[Problem to solve] Among the entries below, how many lines have the word "která"? Answer only with the number.

───── Material for this exercise ─────

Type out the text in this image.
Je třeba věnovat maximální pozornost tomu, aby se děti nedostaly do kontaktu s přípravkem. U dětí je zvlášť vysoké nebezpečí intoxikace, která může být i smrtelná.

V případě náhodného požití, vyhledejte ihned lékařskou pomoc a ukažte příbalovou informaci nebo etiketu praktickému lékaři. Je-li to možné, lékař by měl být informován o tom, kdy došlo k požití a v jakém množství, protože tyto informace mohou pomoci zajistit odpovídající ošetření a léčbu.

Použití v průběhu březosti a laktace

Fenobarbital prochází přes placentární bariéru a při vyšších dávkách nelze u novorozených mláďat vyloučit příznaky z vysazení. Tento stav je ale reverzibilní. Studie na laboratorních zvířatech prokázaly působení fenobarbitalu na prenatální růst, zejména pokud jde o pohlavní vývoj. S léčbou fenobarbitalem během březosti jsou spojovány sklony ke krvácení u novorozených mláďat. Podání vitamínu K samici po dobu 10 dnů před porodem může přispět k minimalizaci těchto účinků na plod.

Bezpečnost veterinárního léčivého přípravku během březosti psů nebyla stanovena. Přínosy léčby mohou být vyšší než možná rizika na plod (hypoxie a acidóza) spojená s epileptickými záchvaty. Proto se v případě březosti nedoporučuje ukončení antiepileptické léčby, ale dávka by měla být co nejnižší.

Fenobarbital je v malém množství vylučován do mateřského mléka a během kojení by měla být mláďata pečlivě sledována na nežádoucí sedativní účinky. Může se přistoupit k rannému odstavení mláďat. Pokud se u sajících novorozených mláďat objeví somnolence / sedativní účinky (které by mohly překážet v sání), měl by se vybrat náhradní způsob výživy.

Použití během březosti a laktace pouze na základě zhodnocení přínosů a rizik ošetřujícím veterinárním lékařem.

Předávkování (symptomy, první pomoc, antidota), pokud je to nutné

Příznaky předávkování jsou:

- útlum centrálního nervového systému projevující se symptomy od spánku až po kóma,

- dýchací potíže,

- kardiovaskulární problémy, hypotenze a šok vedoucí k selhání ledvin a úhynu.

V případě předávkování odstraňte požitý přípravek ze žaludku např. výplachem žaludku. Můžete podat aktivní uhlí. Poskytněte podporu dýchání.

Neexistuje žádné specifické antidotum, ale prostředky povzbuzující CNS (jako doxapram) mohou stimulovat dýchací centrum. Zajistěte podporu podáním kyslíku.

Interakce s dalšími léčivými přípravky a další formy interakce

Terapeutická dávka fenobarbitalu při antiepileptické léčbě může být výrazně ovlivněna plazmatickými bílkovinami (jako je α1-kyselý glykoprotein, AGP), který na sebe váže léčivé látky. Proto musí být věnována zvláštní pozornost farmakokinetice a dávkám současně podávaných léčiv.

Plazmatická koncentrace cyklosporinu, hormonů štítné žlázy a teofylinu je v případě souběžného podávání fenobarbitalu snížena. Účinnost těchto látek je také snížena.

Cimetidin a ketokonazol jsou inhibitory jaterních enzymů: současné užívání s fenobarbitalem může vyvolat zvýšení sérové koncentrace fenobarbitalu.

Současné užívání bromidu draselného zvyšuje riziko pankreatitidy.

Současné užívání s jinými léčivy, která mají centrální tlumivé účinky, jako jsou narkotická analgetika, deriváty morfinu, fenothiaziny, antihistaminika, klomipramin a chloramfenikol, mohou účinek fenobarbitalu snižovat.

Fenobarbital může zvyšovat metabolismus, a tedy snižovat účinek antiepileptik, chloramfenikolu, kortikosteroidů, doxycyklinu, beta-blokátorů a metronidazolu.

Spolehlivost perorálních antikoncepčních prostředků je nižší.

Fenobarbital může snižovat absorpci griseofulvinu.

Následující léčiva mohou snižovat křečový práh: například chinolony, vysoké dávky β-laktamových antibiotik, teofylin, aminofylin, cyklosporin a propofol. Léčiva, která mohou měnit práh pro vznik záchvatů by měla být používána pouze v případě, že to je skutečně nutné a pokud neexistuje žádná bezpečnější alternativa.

─────

[Written response] 3